- [What you are asked to do] Select every line in the rows below that contains the string "body", and copy each one. Case counts.

____________

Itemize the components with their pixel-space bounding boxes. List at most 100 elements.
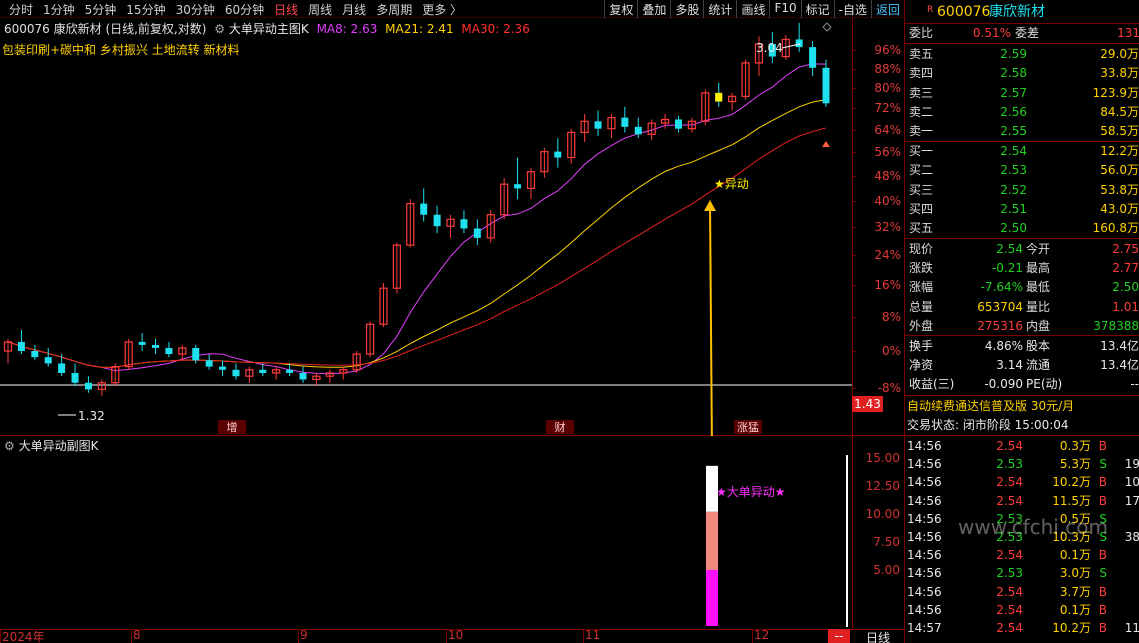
tab-timeframe[interactable]: 分时 (4, 1, 38, 18)
tick-volume: 0.1万 (1059, 602, 1091, 617)
candle-body (58, 363, 66, 373)
weibi-label: 委比 (909, 26, 934, 40)
tick-direction: B (1098, 475, 1107, 490)
candle-body (634, 126, 642, 135)
tab-timeframe[interactable]: 30分钟 (171, 1, 220, 18)
candle-body (674, 119, 682, 129)
y-axis-label: 64% (874, 122, 901, 137)
book-label: 买四 (909, 201, 934, 216)
book-volume: 43.0万 (1100, 201, 1139, 216)
event-marker[interactable]: 财 (555, 420, 566, 434)
bid-row[interactable]: 买三 2.52 53.8万 (905, 181, 1139, 200)
tick-price: 2.54 (996, 602, 1023, 617)
quote-title: R 600076 康欣新材 (905, 1, 1139, 23)
tick-price: 2.54 (996, 584, 1023, 599)
tab-timeframe[interactable]: 多周期 (371, 1, 417, 18)
promo-banner[interactable]: 自动续费通达信普及版 30元/月 (907, 397, 1139, 416)
tick-time: 14:56 (907, 439, 942, 453)
tab-timeframe[interactable]: 日线 (269, 1, 303, 18)
tool-button[interactable]: F10 (769, 0, 800, 18)
tool-button[interactable]: 标记 (800, 0, 834, 18)
bid-row[interactable]: 买一 2.54 12.2万 (905, 142, 1139, 161)
book-price: 2.56 (1000, 104, 1027, 119)
tick-time: 14:57 (907, 621, 942, 635)
tool-button[interactable]: 画线 (736, 0, 769, 18)
stock-code: 600076 (937, 4, 991, 20)
tick-row: 14:56 2.53 5.3万 S 19 (905, 455, 1139, 474)
book-volume: 84.5万 (1100, 104, 1139, 119)
y-axis-label: -8% (877, 381, 901, 396)
stat-row: 现价 2.54 今开 2.75 (905, 240, 1139, 259)
y-axis-label: 72% (874, 101, 901, 116)
back-button[interactable]: 返回 (870, 0, 904, 18)
tool-button[interactable]: 多股 (670, 0, 703, 18)
event-marker[interactable]: 涨猛 (737, 421, 759, 434)
tool-buttons: 复权 叠加 多股 统计 画线 F10 标记 -自选 返回 (604, 0, 904, 18)
tab-timeframe[interactable]: 60分钟 (220, 1, 269, 18)
book-price: 2.51 (1000, 201, 1027, 216)
tool-button[interactable]: 统计 (703, 0, 736, 18)
ask-row[interactable]: 卖四 2.58 33.8万 (905, 64, 1139, 83)
weicha-value: 131 (1117, 26, 1139, 40)
tab-timeframe[interactable]: 15分钟 (121, 1, 170, 18)
book-price: 2.57 (1000, 85, 1027, 100)
axis-tick (852, 175, 856, 177)
tick-count: 17 (1124, 493, 1139, 508)
y-axis-label: 96% (874, 43, 901, 57)
stat-row: 总量 653704 量比 1.01 (905, 298, 1139, 317)
axis-tick (852, 129, 856, 131)
tool-button[interactable]: 复权 (604, 0, 637, 18)
tick-direction: S (1099, 566, 1107, 581)
stat-label: 流通 (1026, 358, 1051, 373)
book-volume: 58.5万 (1100, 124, 1139, 139)
tab-timeframe[interactable]: 周线 (303, 1, 337, 18)
timeframe-tabs: 分时 1分钟 5分钟 15分钟 30分钟 60分钟 日线 周线 月线 多周期 更多 〉 (4, 1, 467, 18)
main-candlestick-chart[interactable]: 3.04 1.32 ★异动增 财 涨猛 (0, 18, 852, 436)
candle-body (165, 347, 173, 355)
book-volume: 160.8万 (1092, 221, 1139, 236)
ask-row[interactable]: 卖二 2.56 84.5万 (905, 103, 1139, 122)
tab-timeframe[interactable]: 月线 (337, 1, 371, 18)
date-label: 2024年 (2, 630, 45, 643)
tick-volume: 3.7万 (1059, 584, 1091, 599)
tick-direction: S (1099, 457, 1107, 472)
tick-volume: 5.3万 (1059, 457, 1091, 472)
y-axis-label: 32% (874, 219, 901, 234)
tick-row: 14:56 2.54 0.3万 B (905, 437, 1139, 456)
candle-body (460, 219, 468, 229)
tool-button[interactable]: 叠加 (637, 0, 670, 18)
tab-timeframe[interactable]: 5分钟 (80, 1, 122, 18)
y-axis-label: 8% (881, 309, 901, 324)
stat-label: PE(动) (1026, 377, 1063, 392)
y-axis-label: 24% (874, 247, 901, 262)
tab-timeframe[interactable]: 1分钟 (38, 1, 80, 18)
ma8-line (7, 63, 827, 375)
tool-button[interactable]: -自选 (833, 0, 871, 18)
candle-body (17, 341, 25, 351)
candle-body (232, 369, 240, 377)
sub-bar-chart[interactable]: ★大单异动★ (0, 436, 852, 630)
bid-row[interactable]: 买二 2.53 56.0万 (905, 161, 1139, 180)
candle-body (795, 39, 803, 48)
candle-body (433, 214, 441, 227)
event-marker[interactable]: 增 (227, 420, 238, 434)
tick-volume: 0.3万 (1059, 439, 1091, 453)
candle-body (621, 117, 629, 127)
bottom-tab-daily[interactable]: 日线 (866, 629, 890, 643)
candle-body (152, 344, 160, 348)
y-axis-label: 0% (881, 344, 901, 358)
bid-row[interactable]: 买四 2.51 43.0万 (905, 200, 1139, 219)
candle-body (259, 369, 267, 373)
ask-row[interactable]: 卖五 2.59 29.0万 (905, 45, 1139, 64)
ask-row[interactable]: 卖三 2.57 123.9万 (905, 84, 1139, 103)
bid-row[interactable]: 买五 2.50 160.8万 (905, 219, 1139, 238)
stat-label: 净资 (909, 358, 934, 373)
book-price: 2.50 (1000, 221, 1027, 236)
stat-row: 净资 3.14 流通 13.4亿 (905, 356, 1139, 375)
ask-row[interactable]: 卖一 2.55 58.5万 (905, 122, 1139, 141)
tick-row: 14:56 2.54 3.7万 B (905, 583, 1139, 602)
tab-timeframe[interactable]: 更多 〉 (417, 1, 467, 18)
bottom-dash: -- (828, 629, 850, 643)
book-label: 卖二 (909, 104, 934, 119)
axis-tick (852, 388, 856, 390)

____________

- [Reply to the task]
candle-body (58, 363, 66, 373)
candle-body (634, 126, 642, 135)
candle-body (674, 119, 682, 129)
candle-body (165, 347, 173, 355)
candle-body (460, 219, 468, 229)
candle-body (17, 341, 25, 351)
candle-body (232, 369, 240, 377)
candle-body (795, 39, 803, 48)
candle-body (433, 214, 441, 227)
candle-body (621, 117, 629, 127)
candle-body (152, 344, 160, 348)
candle-body (259, 369, 267, 373)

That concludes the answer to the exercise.